--- start of DATA FOR THE TASK ---

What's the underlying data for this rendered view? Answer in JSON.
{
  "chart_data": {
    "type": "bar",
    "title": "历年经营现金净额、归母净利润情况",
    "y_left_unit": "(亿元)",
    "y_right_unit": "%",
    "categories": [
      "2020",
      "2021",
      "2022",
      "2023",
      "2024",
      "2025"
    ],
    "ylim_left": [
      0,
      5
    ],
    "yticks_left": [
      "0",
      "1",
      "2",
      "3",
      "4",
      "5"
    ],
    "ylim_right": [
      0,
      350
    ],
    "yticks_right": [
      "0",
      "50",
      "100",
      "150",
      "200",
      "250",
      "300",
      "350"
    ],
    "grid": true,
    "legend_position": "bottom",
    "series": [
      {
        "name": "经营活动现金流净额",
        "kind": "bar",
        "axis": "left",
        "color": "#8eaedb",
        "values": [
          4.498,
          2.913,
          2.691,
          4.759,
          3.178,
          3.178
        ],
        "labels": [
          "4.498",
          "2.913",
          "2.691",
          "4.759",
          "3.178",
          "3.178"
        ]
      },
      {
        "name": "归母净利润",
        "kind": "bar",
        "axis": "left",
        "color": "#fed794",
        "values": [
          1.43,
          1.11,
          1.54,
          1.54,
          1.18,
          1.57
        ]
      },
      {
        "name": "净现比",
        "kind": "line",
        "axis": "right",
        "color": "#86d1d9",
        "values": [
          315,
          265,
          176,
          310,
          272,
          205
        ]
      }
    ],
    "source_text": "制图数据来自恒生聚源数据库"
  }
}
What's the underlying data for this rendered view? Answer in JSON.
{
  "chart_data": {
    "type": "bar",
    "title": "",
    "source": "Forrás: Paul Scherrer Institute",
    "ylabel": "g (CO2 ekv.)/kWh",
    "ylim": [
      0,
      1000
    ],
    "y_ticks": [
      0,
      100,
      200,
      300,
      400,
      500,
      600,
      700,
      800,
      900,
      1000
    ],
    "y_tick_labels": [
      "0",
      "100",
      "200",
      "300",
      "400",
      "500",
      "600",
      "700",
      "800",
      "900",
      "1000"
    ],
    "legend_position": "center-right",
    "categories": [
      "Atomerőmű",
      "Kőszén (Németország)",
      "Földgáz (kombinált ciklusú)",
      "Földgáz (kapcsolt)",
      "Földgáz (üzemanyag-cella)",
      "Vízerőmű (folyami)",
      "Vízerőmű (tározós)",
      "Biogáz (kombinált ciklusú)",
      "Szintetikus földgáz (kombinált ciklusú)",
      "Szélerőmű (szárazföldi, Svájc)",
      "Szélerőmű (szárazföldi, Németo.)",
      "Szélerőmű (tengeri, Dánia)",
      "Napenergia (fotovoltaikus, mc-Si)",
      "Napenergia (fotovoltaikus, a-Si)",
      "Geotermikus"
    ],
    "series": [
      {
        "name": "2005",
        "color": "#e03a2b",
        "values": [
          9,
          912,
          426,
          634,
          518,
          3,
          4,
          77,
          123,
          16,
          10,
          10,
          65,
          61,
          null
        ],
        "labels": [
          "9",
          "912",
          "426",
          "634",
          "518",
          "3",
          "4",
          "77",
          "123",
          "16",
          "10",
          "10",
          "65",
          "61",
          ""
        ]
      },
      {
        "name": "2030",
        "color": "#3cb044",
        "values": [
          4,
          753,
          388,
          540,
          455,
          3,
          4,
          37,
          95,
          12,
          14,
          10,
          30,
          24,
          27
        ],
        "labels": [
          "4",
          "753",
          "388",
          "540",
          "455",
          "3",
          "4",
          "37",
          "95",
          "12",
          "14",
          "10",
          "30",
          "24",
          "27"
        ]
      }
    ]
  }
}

--- end of DATA FOR THE TASK ---

> **OBJECTIVE**
Produce an exact copy of every entry above.

> **FULL RESPONSE**
What's the underlying data for this rendered view? Answer in JSON.
{
  "chart_data": {
    "type": "bar",
    "title": "历年经营现金净额、归母净利润情况",
    "y_left_unit": "(亿元)",
    "y_right_unit": "%",
    "categories": [
      "2020",
      "2021",
      "2022",
      "2023",
      "2024",
      "2025"
    ],
    "ylim_left": [
      0,
      5
    ],
    "yticks_left": [
      "0",
      "1",
      "2",
      "3",
      "4",
      "5"
    ],
    "ylim_right": [
      0,
      350
    ],
    "yticks_right": [
      "0",
      "50",
      "100",
      "150",
      "200",
      "250",
      "300",
      "350"
    ],
    "grid": true,
    "legend_position": "bottom",
    "series": [
      {
        "name": "经营活动现金流净额",
        "kind": "bar",
        "axis": "left",
        "color": "#8eaedb",
        "values": [
          4.498,
          2.913,
          2.691,
          4.759,
          3.178,
          3.178
        ],
        "labels": [
          "4.498",
          "2.913",
          "2.691",
          "4.759",
          "3.178",
          "3.178"
        ]
      },
      {
        "name": "归母净利润",
        "kind": "bar",
        "axis": "left",
        "color": "#fed794",
        "values": [
          1.43,
          1.11,
          1.54,
          1.54,
          1.18,
          1.57
        ]
      },
      {
        "name": "净现比",
        "kind": "line",
        "axis": "right",
        "color": "#86d1d9",
        "values": [
          315,
          265,
          176,
          310,
          272,
          205
        ]
      }
    ],
    "source_text": "制图数据来自恒生聚源数据库"
  }
}
What's the underlying data for this rendered view? Answer in JSON.
{
  "chart_data": {
    "type": "bar",
    "title": "",
    "source": "Forrás: Paul Scherrer Institute",
    "ylabel": "g (CO2 ekv.)/kWh",
    "ylim": [
      0,
      1000
    ],
    "y_ticks": [
      0,
      100,
      200,
      300,
      400,
      500,
      600,
      700,
      800,
      900,
      1000
    ],
    "y_tick_labels": [
      "0",
      "100",
      "200",
      "300",
      "400",
      "500",
      "600",
      "700",
      "800",
      "900",
      "1000"
    ],
    "legend_position": "center-right",
    "categories": [
      "Atomerőmű",
      "Kőszén (Németország)",
      "Földgáz (kombinált ciklusú)",
      "Földgáz (kapcsolt)",
      "Földgáz (üzemanyag-cella)",
      "Vízerőmű (folyami)",
      "Vízerőmű (tározós)",
      "Biogáz (kombinált ciklusú)",
      "Szintetikus földgáz (kombinált ciklusú)",
      "Szélerőmű (szárazföldi, Svájc)",
      "Szélerőmű (szárazföldi, Németo.)",
      "Szélerőmű (tengeri, Dánia)",
      "Napenergia (fotovoltaikus, mc-Si)",
      "Napenergia (fotovoltaikus, a-Si)",
      "Geotermikus"
    ],
    "series": [
      {
        "name": "2005",
        "color": "#e03a2b",
        "values": [
          9,
          912,
          426,
          634,
          518,
          3,
          4,
          77,
          123,
          16,
          10,
          10,
          65,
          61,
          null
        ],
        "labels": [
          "9",
          "912",
          "426",
          "634",
          "518",
          "3",
          "4",
          "77",
          "123",
          "16",
          "10",
          "10",
          "65",
          "61",
          ""
        ]
      },
      {
        "name": "2030",
        "color": "#3cb044",
        "values": [
          4,
          753,
          388,
          540,
          455,
          3,
          4,
          37,
          95,
          12,
          14,
          10,
          30,
          24,
          27
        ],
        "labels": [
          "4",
          "753",
          "388",
          "540",
          "455",
          "3",
          "4",
          "37",
          "95",
          "12",
          "14",
          "10",
          "30",
          "24",
          "27"
        ]
      }
    ]
  }
}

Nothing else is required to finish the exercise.